PROBLEM
Copy out, unchanged, the rows from the start of the rows below up to and including the line that contains "legend: Financial benefits".
━━━━━ GIVEN RECORDS ━━━━━
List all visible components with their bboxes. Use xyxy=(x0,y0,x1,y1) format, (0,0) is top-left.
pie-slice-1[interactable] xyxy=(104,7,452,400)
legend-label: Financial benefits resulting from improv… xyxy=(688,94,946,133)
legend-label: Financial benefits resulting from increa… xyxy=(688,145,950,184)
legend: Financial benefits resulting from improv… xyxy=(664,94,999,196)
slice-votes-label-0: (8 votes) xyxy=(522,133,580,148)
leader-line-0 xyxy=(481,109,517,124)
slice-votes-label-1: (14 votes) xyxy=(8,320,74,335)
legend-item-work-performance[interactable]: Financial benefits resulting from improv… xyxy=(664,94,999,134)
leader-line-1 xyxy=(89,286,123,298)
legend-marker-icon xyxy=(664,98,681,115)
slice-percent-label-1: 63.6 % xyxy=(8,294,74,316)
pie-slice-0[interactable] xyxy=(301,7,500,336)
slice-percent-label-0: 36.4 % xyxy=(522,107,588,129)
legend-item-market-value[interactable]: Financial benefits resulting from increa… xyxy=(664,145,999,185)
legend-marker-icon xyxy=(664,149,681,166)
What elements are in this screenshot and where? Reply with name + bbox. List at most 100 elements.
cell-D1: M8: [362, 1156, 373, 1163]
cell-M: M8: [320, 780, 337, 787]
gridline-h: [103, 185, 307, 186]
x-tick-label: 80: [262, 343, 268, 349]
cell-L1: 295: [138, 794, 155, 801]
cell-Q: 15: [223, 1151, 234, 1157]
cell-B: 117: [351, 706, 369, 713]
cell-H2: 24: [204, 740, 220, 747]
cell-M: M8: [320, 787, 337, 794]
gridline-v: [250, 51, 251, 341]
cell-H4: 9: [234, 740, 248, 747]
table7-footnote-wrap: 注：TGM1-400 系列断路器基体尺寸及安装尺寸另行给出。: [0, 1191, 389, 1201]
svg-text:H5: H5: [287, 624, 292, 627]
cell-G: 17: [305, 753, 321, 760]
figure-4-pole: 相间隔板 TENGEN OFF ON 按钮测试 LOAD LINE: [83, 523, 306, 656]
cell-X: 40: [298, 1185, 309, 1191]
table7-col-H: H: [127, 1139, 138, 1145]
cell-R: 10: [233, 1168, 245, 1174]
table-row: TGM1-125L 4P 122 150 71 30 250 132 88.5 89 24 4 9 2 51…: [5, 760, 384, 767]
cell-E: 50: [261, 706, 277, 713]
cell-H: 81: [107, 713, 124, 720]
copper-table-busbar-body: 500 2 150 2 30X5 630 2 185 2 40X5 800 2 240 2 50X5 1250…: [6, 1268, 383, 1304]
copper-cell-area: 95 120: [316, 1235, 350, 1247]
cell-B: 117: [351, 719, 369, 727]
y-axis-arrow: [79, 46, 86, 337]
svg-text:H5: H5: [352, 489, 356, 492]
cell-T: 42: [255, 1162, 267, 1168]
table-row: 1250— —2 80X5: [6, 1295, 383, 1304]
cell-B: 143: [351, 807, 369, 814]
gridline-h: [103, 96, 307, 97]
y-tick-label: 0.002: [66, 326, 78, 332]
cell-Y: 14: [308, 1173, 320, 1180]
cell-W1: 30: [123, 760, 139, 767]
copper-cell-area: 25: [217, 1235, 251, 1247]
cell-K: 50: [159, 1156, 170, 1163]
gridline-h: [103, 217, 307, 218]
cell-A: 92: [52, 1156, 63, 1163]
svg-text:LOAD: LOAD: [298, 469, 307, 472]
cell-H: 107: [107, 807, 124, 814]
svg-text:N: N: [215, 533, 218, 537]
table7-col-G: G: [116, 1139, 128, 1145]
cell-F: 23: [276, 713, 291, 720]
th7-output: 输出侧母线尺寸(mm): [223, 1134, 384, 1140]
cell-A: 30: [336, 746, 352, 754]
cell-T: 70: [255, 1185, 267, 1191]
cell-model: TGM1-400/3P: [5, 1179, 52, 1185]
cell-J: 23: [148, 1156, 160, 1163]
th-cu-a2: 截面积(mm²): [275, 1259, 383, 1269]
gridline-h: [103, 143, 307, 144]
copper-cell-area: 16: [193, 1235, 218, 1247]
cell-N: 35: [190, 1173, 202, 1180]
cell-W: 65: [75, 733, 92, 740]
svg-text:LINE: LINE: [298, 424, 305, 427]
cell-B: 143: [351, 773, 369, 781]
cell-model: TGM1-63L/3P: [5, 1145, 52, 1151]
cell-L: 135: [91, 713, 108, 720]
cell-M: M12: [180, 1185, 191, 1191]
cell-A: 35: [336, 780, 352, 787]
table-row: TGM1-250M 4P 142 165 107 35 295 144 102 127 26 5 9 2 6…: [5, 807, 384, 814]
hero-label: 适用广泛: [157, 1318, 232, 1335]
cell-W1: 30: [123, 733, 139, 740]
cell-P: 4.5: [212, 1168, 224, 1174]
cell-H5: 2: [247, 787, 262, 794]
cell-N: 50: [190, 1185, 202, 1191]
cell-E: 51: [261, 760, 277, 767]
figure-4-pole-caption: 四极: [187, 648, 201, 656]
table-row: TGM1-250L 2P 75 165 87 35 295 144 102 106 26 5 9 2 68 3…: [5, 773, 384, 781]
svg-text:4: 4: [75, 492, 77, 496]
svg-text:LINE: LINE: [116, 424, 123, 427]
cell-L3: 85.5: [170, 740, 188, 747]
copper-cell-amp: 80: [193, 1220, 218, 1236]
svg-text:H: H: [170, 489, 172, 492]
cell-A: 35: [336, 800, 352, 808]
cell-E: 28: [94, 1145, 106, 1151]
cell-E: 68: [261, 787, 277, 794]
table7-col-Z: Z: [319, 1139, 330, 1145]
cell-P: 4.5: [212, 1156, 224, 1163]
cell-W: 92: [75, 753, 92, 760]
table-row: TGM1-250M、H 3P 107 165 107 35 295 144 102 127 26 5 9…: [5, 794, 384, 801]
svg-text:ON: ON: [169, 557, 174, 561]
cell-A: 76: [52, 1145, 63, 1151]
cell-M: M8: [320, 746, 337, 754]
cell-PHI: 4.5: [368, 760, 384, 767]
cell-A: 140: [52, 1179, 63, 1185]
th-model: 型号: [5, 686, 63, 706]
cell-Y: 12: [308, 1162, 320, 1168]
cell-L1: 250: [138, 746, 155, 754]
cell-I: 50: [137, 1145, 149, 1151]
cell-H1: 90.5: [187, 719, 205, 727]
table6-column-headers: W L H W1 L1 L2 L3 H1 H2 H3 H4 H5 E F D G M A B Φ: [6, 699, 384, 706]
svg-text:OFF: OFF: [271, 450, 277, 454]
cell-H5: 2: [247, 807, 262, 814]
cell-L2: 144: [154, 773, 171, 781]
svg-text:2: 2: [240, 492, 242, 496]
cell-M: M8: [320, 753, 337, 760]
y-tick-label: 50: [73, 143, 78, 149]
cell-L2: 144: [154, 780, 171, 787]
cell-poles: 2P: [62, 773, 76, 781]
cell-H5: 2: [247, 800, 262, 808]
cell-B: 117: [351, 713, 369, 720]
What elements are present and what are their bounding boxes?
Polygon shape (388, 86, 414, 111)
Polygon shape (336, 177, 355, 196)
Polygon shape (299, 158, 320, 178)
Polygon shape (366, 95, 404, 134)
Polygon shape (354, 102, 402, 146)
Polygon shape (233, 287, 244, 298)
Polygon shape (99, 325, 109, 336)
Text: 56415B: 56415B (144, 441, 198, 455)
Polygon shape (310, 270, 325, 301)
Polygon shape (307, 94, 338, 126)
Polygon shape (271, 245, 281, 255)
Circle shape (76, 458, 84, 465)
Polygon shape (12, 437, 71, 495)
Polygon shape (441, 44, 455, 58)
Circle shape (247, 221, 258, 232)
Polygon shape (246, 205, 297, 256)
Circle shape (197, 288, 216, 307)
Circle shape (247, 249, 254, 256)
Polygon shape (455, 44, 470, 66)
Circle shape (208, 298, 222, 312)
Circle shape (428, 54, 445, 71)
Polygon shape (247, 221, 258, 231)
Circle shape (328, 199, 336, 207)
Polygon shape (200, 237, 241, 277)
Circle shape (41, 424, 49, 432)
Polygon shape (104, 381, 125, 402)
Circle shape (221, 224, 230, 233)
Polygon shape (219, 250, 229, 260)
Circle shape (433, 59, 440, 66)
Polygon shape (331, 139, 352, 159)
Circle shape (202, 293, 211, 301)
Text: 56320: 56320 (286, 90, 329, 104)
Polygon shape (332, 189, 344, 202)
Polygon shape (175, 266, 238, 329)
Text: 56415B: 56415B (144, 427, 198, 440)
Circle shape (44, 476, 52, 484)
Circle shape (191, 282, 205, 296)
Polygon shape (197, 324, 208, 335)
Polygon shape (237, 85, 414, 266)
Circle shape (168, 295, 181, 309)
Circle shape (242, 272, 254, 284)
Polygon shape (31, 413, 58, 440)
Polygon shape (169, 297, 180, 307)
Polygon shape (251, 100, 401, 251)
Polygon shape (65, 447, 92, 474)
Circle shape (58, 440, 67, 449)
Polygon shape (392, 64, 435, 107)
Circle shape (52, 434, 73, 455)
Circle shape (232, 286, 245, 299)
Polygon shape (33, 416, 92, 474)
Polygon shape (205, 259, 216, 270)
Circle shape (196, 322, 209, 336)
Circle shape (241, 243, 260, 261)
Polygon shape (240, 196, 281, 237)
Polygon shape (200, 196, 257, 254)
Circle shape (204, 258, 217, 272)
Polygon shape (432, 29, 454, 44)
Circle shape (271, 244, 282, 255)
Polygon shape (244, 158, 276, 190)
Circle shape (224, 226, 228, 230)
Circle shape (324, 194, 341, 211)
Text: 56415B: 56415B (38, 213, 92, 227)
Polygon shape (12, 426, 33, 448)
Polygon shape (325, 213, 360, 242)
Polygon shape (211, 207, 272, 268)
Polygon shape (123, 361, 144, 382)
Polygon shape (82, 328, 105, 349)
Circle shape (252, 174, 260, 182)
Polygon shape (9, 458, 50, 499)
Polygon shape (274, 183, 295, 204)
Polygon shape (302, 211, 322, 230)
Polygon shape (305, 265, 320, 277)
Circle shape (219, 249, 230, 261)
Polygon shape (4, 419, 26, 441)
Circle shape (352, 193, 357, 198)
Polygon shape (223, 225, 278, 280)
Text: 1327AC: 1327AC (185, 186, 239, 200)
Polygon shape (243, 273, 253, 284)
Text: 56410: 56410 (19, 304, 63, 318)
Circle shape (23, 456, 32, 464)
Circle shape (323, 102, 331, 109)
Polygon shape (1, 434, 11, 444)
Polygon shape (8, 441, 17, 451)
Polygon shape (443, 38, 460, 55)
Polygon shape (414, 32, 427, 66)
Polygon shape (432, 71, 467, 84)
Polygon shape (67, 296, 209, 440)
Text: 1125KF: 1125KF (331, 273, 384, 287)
━━━━━
REPLY
List all visible components with their bboxes. Use xyxy=(x0,y0,x1,y1) format, (0,0) is top-left.
pie-slice-1[interactable] xyxy=(104,7,452,400)
legend-label: Financial benefits resulting from improv… xyxy=(688,94,946,133)
legend-label: Financial benefits resulting from increa… xyxy=(688,145,950,184)
legend: Financial benefits resulting from improv… xyxy=(664,94,999,196)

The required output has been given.